§ **TASK DATA**:
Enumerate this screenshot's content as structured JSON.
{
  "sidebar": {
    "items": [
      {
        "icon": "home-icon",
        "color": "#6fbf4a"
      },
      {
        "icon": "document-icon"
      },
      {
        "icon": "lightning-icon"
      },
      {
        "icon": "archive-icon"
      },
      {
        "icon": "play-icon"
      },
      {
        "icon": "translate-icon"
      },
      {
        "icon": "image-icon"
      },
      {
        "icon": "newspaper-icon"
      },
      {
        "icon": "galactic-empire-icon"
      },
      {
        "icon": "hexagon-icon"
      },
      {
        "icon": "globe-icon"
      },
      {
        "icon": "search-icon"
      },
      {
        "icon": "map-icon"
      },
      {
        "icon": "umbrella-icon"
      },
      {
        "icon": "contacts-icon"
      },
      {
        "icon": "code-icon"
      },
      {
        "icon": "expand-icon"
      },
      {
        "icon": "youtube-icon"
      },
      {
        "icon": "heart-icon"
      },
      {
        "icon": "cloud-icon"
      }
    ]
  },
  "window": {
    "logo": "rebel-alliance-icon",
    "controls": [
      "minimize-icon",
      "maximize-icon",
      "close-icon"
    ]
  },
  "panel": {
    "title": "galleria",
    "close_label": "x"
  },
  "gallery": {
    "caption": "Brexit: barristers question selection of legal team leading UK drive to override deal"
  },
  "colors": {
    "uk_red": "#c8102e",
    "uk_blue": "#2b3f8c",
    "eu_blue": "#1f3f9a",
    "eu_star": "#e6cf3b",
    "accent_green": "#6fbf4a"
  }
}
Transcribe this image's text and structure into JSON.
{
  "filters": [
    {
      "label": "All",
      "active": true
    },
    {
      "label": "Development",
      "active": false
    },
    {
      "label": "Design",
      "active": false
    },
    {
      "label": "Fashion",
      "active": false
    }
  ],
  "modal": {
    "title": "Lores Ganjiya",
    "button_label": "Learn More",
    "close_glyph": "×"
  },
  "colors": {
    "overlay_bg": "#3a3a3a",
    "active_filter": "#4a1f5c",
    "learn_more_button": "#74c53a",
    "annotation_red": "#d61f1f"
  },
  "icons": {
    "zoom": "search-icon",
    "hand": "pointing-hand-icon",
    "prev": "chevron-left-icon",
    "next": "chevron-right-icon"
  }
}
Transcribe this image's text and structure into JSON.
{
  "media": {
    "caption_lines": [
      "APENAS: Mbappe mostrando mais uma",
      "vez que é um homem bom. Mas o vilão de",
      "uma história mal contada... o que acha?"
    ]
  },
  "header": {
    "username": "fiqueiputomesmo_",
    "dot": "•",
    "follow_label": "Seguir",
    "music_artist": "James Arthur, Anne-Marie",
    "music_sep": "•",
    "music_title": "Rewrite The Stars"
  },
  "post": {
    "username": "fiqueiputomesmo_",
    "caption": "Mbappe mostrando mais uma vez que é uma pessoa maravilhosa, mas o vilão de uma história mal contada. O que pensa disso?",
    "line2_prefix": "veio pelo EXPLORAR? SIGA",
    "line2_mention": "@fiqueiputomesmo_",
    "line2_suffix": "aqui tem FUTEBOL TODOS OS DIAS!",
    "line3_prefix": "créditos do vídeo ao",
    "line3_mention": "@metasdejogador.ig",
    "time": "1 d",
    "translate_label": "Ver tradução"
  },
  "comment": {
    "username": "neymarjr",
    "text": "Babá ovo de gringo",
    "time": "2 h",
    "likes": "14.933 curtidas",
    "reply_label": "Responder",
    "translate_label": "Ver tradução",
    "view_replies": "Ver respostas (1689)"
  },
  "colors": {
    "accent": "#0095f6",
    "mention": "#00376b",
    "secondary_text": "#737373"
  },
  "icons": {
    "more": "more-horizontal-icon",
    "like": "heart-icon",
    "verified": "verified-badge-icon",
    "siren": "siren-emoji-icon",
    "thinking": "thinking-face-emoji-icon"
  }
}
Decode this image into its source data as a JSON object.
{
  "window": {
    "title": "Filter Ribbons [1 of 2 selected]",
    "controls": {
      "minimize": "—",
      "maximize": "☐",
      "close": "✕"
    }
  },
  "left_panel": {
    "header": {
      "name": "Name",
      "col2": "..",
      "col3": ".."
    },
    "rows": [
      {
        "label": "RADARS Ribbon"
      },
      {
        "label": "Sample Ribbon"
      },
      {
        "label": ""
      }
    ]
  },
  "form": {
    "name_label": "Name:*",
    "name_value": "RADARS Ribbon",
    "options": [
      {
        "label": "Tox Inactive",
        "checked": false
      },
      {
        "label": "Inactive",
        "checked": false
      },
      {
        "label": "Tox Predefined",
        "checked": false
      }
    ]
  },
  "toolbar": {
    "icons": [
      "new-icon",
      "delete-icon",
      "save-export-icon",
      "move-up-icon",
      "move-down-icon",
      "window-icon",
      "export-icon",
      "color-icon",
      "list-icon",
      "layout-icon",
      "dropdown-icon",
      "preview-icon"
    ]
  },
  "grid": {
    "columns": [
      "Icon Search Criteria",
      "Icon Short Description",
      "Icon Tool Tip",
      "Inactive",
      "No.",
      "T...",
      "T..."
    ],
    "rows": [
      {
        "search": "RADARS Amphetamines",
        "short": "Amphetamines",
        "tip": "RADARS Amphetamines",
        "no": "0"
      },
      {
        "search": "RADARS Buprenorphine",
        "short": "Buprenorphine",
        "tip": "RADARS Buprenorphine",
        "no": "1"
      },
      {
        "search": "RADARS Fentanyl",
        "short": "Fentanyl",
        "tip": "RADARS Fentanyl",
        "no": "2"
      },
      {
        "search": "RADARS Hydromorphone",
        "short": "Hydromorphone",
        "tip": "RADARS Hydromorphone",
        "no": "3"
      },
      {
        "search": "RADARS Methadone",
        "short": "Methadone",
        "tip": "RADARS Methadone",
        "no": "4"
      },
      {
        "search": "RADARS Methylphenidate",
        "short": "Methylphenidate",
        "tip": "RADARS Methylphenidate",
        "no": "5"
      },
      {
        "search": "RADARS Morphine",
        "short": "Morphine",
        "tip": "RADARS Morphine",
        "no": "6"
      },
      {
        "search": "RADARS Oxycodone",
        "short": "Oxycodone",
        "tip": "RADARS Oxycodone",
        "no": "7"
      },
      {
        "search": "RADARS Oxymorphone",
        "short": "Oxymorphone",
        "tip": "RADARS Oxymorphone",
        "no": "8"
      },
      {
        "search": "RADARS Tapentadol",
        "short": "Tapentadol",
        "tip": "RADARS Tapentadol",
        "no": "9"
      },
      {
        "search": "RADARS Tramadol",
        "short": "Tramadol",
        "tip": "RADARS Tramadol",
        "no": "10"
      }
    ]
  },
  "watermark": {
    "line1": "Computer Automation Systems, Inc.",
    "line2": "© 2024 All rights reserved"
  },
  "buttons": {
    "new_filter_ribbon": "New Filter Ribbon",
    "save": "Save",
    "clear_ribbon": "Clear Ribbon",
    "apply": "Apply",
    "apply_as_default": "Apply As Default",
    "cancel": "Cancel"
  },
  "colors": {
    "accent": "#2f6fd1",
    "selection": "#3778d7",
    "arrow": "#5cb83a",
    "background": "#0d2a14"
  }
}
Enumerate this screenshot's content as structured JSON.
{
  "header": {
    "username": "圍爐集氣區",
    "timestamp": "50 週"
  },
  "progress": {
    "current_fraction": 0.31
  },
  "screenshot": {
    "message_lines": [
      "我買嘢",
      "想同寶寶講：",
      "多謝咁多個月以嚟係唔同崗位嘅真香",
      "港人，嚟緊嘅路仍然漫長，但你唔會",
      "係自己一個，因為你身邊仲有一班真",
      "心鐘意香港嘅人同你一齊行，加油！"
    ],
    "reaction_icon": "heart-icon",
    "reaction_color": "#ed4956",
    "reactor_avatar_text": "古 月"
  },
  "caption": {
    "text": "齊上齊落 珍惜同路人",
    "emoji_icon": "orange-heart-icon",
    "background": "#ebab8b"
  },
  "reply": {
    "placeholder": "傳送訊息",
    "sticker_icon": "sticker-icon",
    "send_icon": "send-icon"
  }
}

§ **REQUIRED WORK**: Pick out lines containing the word "Inactive", each one as written.

§ **FINAL ANSWER**:
        "label": "Tox Inactive",
        "label": "Inactive",
      "Inactive",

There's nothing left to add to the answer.